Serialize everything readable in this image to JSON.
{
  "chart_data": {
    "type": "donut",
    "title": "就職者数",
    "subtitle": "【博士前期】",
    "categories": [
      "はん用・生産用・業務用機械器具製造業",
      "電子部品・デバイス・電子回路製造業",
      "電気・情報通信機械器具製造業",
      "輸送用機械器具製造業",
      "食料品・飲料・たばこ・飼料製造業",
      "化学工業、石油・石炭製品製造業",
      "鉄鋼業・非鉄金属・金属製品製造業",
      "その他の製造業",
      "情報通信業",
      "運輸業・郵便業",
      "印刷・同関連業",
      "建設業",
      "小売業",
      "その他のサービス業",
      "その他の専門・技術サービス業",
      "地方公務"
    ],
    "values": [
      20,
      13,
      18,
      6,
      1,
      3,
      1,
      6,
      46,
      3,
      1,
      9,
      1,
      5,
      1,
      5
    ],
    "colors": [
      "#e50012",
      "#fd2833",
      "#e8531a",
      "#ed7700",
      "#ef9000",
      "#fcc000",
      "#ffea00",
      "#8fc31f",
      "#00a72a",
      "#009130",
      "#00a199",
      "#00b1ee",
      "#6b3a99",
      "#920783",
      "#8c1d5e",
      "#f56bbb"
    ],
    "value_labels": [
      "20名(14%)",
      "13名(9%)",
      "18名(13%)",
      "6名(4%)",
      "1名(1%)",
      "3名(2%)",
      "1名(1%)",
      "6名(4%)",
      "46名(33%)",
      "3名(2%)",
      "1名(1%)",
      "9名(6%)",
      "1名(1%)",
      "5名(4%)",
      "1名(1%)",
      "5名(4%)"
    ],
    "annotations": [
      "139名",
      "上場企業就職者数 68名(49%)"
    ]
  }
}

◆ ◆ ◆ ◆ ◆

Request - Reproduce the records in full, exactly as written.

Answer to this exercise -
Serialize everything readable in this image to JSON.
{
  "chart_data": {
    "type": "donut",
    "title": "就職者数",
    "subtitle": "【博士前期】",
    "categories": [
      "はん用・生産用・業務用機械器具製造業",
      "電子部品・デバイス・電子回路製造業",
      "電気・情報通信機械器具製造業",
      "輸送用機械器具製造業",
      "食料品・飲料・たばこ・飼料製造業",
      "化学工業、石油・石炭製品製造業",
      "鉄鋼業・非鉄金属・金属製品製造業",
      "その他の製造業",
      "情報通信業",
      "運輸業・郵便業",
      "印刷・同関連業",
      "建設業",
      "小売業",
      "その他のサービス業",
      "その他の専門・技術サービス業",
      "地方公務"
    ],
    "values": [
      20,
      13,
      18,
      6,
      1,
      3,
      1,
      6,
      46,
      3,
      1,
      9,
      1,
      5,
      1,
      5
    ],
    "colors": [
      "#e50012",
      "#fd2833",
      "#e8531a",
      "#ed7700",
      "#ef9000",
      "#fcc000",
      "#ffea00",
      "#8fc31f",
      "#00a72a",
      "#009130",
      "#00a199",
      "#00b1ee",
      "#6b3a99",
      "#920783",
      "#8c1d5e",
      "#f56bbb"
    ],
    "value_labels": [
      "20名(14%)",
      "13名(9%)",
      "18名(13%)",
      "6名(4%)",
      "1名(1%)",
      "3名(2%)",
      "1名(1%)",
      "6名(4%)",
      "46名(33%)",
      "3名(2%)",
      "1名(1%)",
      "9名(6%)",
      "1名(1%)",
      "5名(4%)",
      "1名(1%)",
      "5名(4%)"
    ],
    "annotations": [
      "139名",
      "上場企業就職者数 68名(49%)"
    ]
  }
}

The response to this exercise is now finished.